[Dataset entries]
+-------+
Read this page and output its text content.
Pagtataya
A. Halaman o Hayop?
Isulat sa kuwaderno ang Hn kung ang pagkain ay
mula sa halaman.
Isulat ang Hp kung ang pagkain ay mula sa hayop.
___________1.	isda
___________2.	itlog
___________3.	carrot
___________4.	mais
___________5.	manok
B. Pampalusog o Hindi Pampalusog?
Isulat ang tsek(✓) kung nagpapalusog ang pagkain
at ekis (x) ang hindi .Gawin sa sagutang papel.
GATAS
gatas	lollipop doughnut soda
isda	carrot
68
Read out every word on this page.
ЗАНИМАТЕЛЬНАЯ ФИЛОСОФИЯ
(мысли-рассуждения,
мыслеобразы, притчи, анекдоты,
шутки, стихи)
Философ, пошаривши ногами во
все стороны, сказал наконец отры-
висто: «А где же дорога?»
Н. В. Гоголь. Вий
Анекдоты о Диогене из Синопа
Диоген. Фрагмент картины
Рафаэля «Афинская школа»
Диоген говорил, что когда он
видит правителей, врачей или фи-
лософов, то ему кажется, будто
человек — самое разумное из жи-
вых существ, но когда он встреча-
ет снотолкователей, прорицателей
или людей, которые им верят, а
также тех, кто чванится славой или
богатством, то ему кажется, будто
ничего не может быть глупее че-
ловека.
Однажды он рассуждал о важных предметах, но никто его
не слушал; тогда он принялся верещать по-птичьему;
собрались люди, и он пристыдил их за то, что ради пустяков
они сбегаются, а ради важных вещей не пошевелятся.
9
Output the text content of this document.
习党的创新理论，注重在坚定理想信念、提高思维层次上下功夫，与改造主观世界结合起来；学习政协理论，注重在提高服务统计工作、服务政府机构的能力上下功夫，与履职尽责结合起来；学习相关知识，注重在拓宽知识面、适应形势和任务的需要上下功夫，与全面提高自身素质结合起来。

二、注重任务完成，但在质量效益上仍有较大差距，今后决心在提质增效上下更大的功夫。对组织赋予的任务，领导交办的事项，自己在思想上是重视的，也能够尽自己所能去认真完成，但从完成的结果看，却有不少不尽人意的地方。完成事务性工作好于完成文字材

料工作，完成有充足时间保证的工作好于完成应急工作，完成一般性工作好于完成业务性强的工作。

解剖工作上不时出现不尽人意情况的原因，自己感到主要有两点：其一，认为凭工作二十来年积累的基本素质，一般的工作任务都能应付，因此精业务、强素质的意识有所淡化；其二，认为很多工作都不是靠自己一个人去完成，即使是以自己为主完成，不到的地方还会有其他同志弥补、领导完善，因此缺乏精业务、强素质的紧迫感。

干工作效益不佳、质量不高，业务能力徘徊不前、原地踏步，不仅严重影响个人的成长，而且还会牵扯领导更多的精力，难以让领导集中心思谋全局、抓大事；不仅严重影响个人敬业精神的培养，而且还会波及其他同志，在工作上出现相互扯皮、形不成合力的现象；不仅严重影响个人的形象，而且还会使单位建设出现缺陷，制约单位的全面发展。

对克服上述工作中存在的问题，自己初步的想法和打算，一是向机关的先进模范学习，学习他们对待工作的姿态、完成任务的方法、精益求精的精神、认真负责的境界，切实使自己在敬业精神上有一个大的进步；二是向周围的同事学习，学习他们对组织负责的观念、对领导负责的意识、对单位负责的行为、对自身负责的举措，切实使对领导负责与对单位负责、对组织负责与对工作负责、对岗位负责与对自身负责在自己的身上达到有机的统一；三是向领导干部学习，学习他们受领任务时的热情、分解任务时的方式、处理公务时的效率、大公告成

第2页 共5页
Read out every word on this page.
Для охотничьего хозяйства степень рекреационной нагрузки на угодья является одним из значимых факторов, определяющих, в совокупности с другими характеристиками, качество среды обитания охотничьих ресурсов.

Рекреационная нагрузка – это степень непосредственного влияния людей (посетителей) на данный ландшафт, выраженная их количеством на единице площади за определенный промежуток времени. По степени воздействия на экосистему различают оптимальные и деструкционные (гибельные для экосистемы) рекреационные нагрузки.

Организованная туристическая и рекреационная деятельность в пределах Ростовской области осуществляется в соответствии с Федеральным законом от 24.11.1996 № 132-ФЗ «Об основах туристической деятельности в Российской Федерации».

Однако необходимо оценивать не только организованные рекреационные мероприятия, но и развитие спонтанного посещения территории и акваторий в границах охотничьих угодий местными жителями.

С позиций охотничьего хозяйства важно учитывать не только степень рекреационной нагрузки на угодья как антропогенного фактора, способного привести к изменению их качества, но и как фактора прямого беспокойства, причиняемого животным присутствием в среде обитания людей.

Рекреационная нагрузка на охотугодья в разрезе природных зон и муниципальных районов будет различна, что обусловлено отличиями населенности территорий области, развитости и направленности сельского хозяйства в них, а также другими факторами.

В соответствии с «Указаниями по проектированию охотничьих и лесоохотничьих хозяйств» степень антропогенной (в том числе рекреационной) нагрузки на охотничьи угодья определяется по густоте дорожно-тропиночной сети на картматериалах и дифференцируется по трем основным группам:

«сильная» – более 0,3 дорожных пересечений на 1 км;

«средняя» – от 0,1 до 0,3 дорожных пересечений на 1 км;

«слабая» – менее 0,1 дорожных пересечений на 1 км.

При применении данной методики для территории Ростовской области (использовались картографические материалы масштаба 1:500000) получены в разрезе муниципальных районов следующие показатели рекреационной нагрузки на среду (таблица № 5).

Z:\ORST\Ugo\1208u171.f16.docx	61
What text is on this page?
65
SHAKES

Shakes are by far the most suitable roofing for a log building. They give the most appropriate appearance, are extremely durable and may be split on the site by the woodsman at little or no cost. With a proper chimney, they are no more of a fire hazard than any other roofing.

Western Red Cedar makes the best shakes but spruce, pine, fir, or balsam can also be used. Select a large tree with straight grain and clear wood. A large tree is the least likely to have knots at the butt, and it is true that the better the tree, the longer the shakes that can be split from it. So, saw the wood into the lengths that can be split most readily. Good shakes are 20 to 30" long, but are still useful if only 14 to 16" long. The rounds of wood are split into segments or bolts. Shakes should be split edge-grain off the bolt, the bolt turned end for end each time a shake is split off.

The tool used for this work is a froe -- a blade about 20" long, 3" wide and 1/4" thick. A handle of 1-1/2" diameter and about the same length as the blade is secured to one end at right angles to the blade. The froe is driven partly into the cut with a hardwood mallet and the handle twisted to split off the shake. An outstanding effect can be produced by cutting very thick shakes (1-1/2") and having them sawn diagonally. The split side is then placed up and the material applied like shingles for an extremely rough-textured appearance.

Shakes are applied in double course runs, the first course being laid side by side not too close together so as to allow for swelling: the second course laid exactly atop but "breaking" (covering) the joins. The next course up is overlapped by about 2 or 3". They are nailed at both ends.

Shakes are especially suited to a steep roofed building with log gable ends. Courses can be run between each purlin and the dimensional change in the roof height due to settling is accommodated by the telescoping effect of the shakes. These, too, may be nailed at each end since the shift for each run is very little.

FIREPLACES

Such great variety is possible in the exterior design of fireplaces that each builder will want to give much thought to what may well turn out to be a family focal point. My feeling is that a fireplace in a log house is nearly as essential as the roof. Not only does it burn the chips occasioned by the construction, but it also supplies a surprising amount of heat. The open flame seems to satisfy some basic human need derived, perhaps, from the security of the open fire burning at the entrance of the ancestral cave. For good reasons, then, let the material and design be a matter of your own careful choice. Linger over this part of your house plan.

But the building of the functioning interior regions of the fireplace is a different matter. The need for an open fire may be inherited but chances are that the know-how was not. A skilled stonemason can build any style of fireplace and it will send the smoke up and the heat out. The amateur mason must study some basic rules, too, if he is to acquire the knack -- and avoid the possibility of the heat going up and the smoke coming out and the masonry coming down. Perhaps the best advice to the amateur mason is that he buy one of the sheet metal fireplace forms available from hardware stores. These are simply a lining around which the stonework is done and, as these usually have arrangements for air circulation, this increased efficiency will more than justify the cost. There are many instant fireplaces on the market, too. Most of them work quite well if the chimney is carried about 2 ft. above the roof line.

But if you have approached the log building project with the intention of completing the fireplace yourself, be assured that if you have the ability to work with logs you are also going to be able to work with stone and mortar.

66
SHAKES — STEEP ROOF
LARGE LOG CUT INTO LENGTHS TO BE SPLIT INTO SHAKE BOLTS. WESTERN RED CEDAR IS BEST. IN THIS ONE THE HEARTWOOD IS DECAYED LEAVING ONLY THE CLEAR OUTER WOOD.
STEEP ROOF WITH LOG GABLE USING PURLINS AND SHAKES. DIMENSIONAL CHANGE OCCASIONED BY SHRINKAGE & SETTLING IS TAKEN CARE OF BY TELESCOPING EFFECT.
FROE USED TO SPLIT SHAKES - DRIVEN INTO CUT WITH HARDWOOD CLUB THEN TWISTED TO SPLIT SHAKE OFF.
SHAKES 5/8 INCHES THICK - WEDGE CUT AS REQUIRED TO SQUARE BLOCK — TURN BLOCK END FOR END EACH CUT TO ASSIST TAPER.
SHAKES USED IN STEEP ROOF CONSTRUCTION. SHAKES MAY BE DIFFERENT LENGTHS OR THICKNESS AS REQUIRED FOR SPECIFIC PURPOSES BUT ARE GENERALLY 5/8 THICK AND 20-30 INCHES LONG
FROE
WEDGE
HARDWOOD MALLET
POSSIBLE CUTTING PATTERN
+-------+
■ Objective ■
Reproduce every line of the listing above in which the string "content" appears.

■ Answer ■
Read this page and output its text content.
Output the text content of this document.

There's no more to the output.